### STATED TASK
Write out all entries word for word.

### Records
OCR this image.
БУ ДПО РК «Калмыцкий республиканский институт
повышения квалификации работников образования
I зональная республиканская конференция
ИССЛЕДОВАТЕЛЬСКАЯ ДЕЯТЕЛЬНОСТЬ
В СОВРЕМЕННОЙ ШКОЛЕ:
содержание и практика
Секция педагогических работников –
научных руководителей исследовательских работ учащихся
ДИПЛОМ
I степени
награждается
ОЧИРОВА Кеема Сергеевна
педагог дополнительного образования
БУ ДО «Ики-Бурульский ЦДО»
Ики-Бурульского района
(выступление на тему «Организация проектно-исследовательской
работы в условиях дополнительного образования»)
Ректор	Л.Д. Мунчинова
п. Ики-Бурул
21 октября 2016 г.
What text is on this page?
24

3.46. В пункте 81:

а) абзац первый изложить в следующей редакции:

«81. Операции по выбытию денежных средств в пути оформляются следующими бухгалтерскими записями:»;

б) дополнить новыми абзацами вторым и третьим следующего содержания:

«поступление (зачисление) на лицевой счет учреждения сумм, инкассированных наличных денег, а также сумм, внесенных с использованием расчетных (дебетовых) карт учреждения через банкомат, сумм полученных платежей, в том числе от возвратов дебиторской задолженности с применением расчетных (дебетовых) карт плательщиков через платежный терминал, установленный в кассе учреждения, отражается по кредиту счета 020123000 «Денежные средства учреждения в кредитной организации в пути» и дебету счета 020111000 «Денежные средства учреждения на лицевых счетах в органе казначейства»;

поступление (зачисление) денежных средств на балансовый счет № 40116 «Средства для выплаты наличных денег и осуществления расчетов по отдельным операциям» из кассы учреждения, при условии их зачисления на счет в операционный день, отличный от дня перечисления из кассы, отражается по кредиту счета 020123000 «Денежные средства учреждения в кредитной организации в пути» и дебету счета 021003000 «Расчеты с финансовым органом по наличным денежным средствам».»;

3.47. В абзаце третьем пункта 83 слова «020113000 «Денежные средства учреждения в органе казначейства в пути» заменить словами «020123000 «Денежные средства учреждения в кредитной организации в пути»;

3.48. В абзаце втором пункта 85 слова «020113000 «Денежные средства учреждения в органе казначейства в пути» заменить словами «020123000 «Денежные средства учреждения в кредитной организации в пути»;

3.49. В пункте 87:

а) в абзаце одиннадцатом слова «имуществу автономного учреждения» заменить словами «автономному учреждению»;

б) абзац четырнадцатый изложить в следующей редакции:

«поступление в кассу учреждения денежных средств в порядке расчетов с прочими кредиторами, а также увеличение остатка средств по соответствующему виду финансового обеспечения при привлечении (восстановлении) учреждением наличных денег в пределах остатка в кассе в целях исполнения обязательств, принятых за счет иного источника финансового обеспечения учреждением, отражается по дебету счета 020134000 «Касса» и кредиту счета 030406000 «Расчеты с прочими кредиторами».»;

### RESPONSE BELOW
OCR this image.
БУ ДПО РК «Калмыцкий республиканский институт
повышения квалификации работников образования
I зональная республиканская конференция
ИССЛЕДОВАТЕЛЬСКАЯ ДЕЯТЕЛЬНОСТЬ
В СОВРЕМЕННОЙ ШКОЛЕ:
содержание и практика
Секция педагогических работников –
научных руководителей исследовательских работ учащихся
ДИПЛОМ
I степени
награждается
ОЧИРОВА Кеема Сергеевна
педагог дополнительного образования
БУ ДО «Ики-Бурульский ЦДО»
Ики-Бурульского района
(выступление на тему «Организация проектно-исследовательской
работы в условиях дополнительного образования»)
Ректор	Л.Д. Мунчинова
п. Ики-Бурул
21 октября 2016 г.
What text is on this page?
24

3.46. В пункте 81:

а) абзац первый изложить в следующей редакции:

«81. Операции по выбытию денежных средств в пути оформляются следующими бухгалтерскими записями:»;

б) дополнить новыми абзацами вторым и третьим следующего содержания:

«поступление (зачисление) на лицевой счет учреждения сумм, инкассированных наличных денег, а также сумм, внесенных с использованием расчетных (дебетовых) карт учреждения через банкомат, сумм полученных платежей, в том числе от возвратов дебиторской задолженности с применением расчетных (дебетовых) карт плательщиков через платежный терминал, установленный в кассе учреждения, отражается по кредиту счета 020123000 «Денежные средства учреждения в кредитной организации в пути» и дебету счета 020111000 «Денежные средства учреждения на лицевых счетах в органе казначейства»;

поступление (зачисление) денежных средств на балансовый счет № 40116 «Средства для выплаты наличных денег и осуществления расчетов по отдельным операциям» из кассы учреждения, при условии их зачисления на счет в операционный день, отличный от дня перечисления из кассы, отражается по кредиту счета 020123000 «Денежные средства учреждения в кредитной организации в пути» и дебету счета 021003000 «Расчеты с финансовым органом по наличным денежным средствам».»;

3.47. В абзаце третьем пункта 83 слова «020113000 «Денежные средства учреждения в органе казначейства в пути» заменить словами «020123000 «Денежные средства учреждения в кредитной организации в пути»;

3.48. В абзаце втором пункта 85 слова «020113000 «Денежные средства учреждения в органе казначейства в пути» заменить словами «020123000 «Денежные средства учреждения в кредитной организации в пути»;

3.49. В пункте 87:

а) в абзаце одиннадцатом слова «имуществу автономного учреждения» заменить словами «автономному учреждению»;

б) абзац четырнадцатый изложить в следующей редакции:

«поступление в кассу учреждения денежных средств в порядке расчетов с прочими кредиторами, а также увеличение остатка средств по соответствующему виду финансового обеспечения при привлечении (восстановлении) учреждением наличных денег в пределах остатка в кассе в целях исполнения обязательств, принятых за счет иного источника финансового обеспечения учреждением, отражается по дебету счета 020134000 «Касса» и кредиту счета 030406000 «Расчеты с прочими кредиторами».»;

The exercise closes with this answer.